:: A run of records ::
§ §

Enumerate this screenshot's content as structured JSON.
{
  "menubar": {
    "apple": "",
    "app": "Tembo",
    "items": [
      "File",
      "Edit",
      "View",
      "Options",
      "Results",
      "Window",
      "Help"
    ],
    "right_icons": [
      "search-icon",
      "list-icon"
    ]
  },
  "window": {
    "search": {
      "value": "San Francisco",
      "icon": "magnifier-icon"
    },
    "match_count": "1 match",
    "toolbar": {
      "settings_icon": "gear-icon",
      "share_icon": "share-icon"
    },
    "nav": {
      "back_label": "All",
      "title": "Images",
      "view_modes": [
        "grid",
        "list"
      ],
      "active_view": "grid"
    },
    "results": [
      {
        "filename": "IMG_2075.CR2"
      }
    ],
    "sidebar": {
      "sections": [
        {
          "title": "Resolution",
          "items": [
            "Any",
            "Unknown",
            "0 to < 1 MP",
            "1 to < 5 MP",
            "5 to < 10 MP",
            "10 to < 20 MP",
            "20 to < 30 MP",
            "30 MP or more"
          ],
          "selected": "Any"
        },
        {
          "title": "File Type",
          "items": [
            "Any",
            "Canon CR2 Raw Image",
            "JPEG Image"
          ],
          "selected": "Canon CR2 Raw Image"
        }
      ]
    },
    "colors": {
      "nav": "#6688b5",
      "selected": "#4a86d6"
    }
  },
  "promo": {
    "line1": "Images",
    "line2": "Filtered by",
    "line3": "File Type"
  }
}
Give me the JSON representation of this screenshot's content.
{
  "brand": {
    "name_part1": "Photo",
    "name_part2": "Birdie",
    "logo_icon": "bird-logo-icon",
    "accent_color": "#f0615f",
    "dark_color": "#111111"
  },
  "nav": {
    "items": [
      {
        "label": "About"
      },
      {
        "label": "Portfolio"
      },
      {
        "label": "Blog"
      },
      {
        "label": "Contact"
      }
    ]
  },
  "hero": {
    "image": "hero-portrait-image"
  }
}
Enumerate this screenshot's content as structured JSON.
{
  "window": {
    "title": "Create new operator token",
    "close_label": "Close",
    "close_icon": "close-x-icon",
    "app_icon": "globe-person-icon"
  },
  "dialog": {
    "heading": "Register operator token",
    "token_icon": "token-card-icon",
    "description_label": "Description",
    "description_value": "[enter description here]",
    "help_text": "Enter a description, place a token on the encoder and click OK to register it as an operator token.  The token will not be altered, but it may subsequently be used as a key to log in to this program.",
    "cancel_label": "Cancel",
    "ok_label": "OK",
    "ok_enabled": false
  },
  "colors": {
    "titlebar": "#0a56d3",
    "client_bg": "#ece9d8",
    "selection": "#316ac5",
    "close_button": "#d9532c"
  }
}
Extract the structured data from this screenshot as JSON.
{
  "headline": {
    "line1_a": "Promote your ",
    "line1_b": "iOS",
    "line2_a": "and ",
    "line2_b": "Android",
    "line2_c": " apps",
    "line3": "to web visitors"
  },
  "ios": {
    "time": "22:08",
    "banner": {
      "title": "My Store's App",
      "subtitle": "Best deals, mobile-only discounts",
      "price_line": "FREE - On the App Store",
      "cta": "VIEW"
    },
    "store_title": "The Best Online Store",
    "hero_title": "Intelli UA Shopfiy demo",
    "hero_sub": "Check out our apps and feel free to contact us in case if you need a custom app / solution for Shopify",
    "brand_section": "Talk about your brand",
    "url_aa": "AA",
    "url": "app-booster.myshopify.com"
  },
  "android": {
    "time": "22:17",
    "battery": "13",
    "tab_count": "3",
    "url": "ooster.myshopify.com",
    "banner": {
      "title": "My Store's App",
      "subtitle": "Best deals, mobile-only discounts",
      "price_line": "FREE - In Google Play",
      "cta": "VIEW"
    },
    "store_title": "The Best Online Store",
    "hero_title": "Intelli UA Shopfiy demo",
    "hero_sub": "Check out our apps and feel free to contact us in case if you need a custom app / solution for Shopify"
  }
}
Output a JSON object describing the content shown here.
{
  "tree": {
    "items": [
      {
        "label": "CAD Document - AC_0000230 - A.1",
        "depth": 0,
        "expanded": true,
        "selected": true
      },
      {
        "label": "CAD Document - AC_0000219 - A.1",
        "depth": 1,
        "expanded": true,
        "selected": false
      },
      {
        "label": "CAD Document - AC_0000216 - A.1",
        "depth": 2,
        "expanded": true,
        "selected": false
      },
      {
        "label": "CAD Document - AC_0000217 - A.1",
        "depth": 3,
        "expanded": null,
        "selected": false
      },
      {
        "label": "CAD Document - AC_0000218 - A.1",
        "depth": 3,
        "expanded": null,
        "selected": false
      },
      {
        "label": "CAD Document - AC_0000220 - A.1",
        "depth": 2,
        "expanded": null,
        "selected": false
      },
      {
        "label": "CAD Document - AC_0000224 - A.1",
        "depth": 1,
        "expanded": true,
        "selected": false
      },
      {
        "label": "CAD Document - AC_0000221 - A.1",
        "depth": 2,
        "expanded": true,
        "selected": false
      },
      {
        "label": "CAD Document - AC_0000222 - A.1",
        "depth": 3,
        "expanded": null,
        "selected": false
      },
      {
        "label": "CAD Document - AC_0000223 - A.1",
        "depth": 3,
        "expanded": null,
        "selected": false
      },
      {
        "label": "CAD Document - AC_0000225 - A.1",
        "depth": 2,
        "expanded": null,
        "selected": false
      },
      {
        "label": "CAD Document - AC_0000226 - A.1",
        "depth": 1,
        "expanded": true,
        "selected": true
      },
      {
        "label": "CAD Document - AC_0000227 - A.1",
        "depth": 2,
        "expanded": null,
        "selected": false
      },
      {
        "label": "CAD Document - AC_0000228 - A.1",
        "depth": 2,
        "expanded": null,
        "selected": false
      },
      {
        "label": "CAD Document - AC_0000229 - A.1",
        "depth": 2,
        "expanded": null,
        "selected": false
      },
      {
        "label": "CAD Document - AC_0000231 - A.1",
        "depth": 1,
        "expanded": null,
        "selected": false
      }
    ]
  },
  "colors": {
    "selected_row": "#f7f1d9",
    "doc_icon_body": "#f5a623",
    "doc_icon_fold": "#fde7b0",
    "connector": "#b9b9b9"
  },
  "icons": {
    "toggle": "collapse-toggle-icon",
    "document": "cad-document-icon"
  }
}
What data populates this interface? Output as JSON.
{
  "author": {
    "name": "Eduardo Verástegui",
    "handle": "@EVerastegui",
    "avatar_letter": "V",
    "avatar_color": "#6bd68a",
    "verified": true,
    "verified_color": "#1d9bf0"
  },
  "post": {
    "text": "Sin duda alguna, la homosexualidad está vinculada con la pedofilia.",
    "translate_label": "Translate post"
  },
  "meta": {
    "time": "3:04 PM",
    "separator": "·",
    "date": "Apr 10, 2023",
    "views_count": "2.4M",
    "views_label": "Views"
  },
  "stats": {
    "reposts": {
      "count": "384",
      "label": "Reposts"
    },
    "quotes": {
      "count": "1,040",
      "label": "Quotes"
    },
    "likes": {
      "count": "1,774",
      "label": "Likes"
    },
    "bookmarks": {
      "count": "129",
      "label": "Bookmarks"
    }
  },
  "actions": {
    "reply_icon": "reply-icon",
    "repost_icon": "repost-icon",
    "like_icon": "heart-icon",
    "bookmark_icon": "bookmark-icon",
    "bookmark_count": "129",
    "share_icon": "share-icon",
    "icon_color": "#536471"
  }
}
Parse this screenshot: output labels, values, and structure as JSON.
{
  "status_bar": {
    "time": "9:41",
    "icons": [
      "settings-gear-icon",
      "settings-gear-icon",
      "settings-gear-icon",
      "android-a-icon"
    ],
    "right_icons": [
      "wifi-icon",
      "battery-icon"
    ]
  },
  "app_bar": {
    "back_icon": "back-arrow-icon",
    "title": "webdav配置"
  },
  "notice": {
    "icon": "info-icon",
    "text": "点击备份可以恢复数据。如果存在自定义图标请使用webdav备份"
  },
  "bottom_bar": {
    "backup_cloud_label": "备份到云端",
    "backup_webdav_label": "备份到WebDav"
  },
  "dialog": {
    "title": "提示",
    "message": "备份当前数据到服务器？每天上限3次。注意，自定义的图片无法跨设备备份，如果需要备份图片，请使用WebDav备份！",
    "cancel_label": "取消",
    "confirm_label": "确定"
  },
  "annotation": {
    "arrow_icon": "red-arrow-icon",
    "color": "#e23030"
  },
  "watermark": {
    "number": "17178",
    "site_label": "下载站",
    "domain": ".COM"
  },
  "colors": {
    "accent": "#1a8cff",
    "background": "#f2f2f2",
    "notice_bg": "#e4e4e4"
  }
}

§ §

:: Objective ::
Pull out every line above that holds the word "time".

:: Reply to the exercise ::
    "time": "22:08",
    "time": "22:17",
    "time": "3:04 PM",
    "time": "9:41",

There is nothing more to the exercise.